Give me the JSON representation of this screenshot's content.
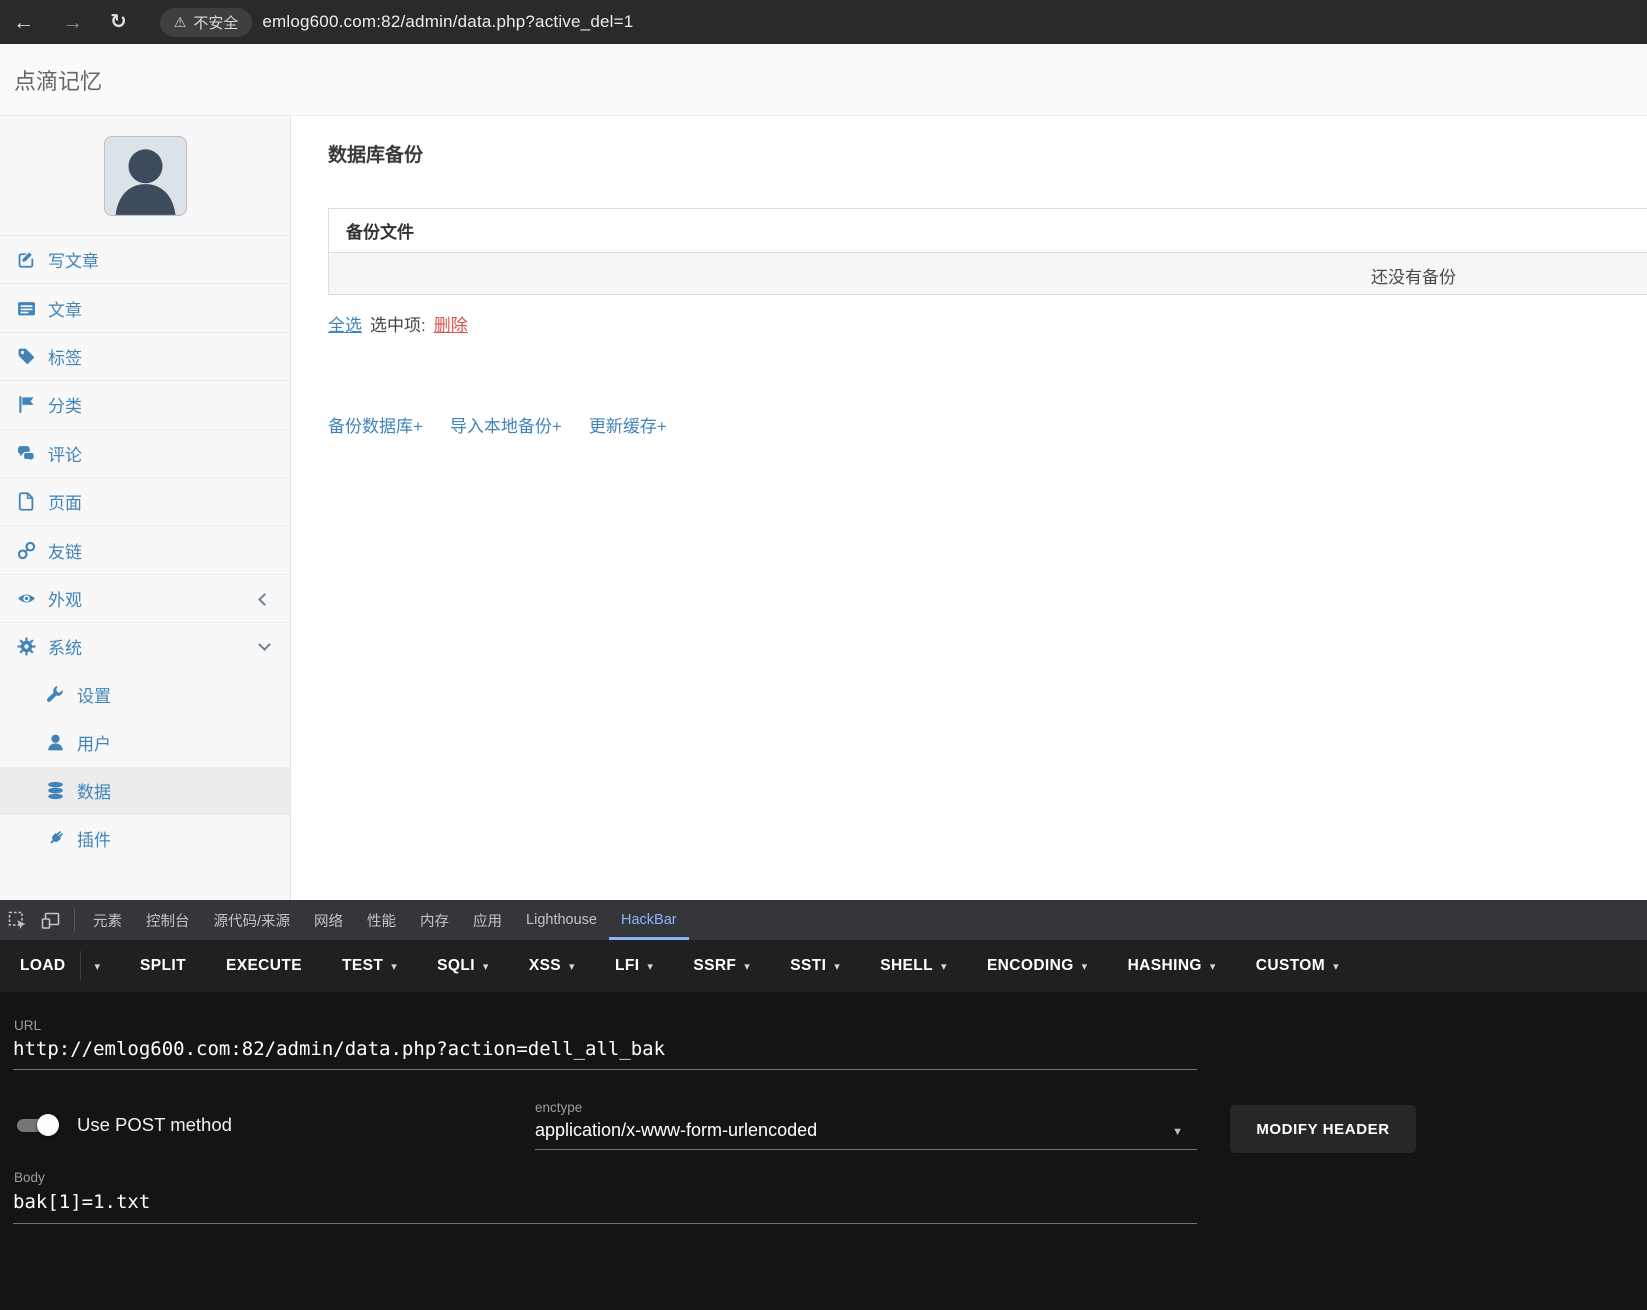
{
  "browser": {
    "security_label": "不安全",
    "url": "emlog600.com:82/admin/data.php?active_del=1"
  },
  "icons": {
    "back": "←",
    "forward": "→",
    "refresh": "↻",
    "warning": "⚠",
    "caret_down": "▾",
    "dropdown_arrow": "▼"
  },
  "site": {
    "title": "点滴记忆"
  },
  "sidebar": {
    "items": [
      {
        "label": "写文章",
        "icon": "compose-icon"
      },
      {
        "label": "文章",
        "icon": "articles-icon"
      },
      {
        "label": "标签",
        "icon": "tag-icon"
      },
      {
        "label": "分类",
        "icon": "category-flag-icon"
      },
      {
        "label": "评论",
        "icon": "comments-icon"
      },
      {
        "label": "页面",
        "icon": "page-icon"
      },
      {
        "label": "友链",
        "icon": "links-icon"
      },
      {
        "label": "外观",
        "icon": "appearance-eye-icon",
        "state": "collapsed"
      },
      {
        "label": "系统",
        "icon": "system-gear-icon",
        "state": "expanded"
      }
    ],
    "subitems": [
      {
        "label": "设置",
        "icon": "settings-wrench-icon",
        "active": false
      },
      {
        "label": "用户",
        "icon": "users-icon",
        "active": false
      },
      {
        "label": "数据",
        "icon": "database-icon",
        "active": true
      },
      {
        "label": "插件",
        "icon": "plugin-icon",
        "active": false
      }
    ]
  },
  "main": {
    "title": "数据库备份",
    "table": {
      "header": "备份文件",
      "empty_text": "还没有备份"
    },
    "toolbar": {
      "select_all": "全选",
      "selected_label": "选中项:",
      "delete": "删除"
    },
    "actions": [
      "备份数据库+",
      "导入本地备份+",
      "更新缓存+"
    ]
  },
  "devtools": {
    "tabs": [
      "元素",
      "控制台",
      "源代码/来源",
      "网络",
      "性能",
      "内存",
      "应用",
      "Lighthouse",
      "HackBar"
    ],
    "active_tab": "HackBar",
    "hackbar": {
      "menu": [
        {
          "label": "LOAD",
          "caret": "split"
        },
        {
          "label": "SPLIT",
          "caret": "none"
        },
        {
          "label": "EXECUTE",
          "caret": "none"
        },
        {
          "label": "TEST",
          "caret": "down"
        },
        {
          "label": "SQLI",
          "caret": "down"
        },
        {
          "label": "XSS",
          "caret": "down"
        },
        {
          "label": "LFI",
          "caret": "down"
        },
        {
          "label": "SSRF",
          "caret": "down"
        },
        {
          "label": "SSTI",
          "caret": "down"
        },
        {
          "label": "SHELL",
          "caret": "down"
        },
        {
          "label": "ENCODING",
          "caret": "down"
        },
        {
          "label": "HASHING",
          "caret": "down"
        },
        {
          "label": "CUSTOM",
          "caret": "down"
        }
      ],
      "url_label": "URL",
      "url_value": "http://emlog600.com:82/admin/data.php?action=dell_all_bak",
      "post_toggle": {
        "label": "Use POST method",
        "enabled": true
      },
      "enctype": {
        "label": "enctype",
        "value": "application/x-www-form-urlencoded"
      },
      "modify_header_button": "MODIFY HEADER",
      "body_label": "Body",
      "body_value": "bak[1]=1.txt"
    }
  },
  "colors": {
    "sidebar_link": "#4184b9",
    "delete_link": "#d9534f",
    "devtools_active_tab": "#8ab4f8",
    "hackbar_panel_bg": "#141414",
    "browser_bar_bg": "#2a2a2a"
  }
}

WORK TO DO:
Restate each of the entries above word for word and skip every image.

TASK RESPONSE:
Give me the JSON representation of this screenshot's content.
{
  "browser": {
    "security_label": "不安全",
    "url": "emlog600.com:82/admin/data.php?active_del=1"
  },
  "icons": {
    "back": "←",
    "forward": "→",
    "refresh": "↻",
    "warning": "⚠",
    "caret_down": "▾",
    "dropdown_arrow": "▼"
  },
  "site": {
    "title": "点滴记忆"
  },
  "sidebar": {
    "items": [
      {
        "label": "写文章",
        "icon": "compose-icon"
      },
      {
        "label": "文章",
        "icon": "articles-icon"
      },
      {
        "label": "标签",
        "icon": "tag-icon"
      },
      {
        "label": "分类",
        "icon": "category-flag-icon"
      },
      {
        "label": "评论",
        "icon": "comments-icon"
      },
      {
        "label": "页面",
        "icon": "page-icon"
      },
      {
        "label": "友链",
        "icon": "links-icon"
      },
      {
        "label": "外观",
        "icon": "appearance-eye-icon",
        "state": "collapsed"
      },
      {
        "label": "系统",
        "icon": "system-gear-icon",
        "state": "expanded"
      }
    ],
    "subitems": [
      {
        "label": "设置",
        "icon": "settings-wrench-icon",
        "active": false
      },
      {
        "label": "用户",
        "icon": "users-icon",
        "active": false
      },
      {
        "label": "数据",
        "icon": "database-icon",
        "active": true
      },
      {
        "label": "插件",
        "icon": "plugin-icon",
        "active": false
      }
    ]
  },
  "main": {
    "title": "数据库备份",
    "table": {
      "header": "备份文件",
      "empty_text": "还没有备份"
    },
    "toolbar": {
      "select_all": "全选",
      "selected_label": "选中项:",
      "delete": "删除"
    },
    "actions": [
      "备份数据库+",
      "导入本地备份+",
      "更新缓存+"
    ]
  },
  "devtools": {
    "tabs": [
      "元素",
      "控制台",
      "源代码/来源",
      "网络",
      "性能",
      "内存",
      "应用",
      "Lighthouse",
      "HackBar"
    ],
    "active_tab": "HackBar",
    "hackbar": {
      "menu": [
        {
          "label": "LOAD",
          "caret": "split"
        },
        {
          "label": "SPLIT",
          "caret": "none"
        },
        {
          "label": "EXECUTE",
          "caret": "none"
        },
        {
          "label": "TEST",
          "caret": "down"
        },
        {
          "label": "SQLI",
          "caret": "down"
        },
        {
          "label": "XSS",
          "caret": "down"
        },
        {
          "label": "LFI",
          "caret": "down"
        },
        {
          "label": "SSRF",
          "caret": "down"
        },
        {
          "label": "SSTI",
          "caret": "down"
        },
        {
          "label": "SHELL",
          "caret": "down"
        },
        {
          "label": "ENCODING",
          "caret": "down"
        },
        {
          "label": "HASHING",
          "caret": "down"
        },
        {
          "label": "CUSTOM",
          "caret": "down"
        }
      ],
      "url_label": "URL",
      "url_value": "http://emlog600.com:82/admin/data.php?action=dell_all_bak",
      "post_toggle": {
        "label": "Use POST method",
        "enabled": true
      },
      "enctype": {
        "label": "enctype",
        "value": "application/x-www-form-urlencoded"
      },
      "modify_header_button": "MODIFY HEADER",
      "body_label": "Body",
      "body_value": "bak[1]=1.txt"
    }
  },
  "colors": {
    "sidebar_link": "#4184b9",
    "delete_link": "#d9534f",
    "devtools_active_tab": "#8ab4f8",
    "hackbar_panel_bg": "#141414",
    "browser_bar_bg": "#2a2a2a"
  }
}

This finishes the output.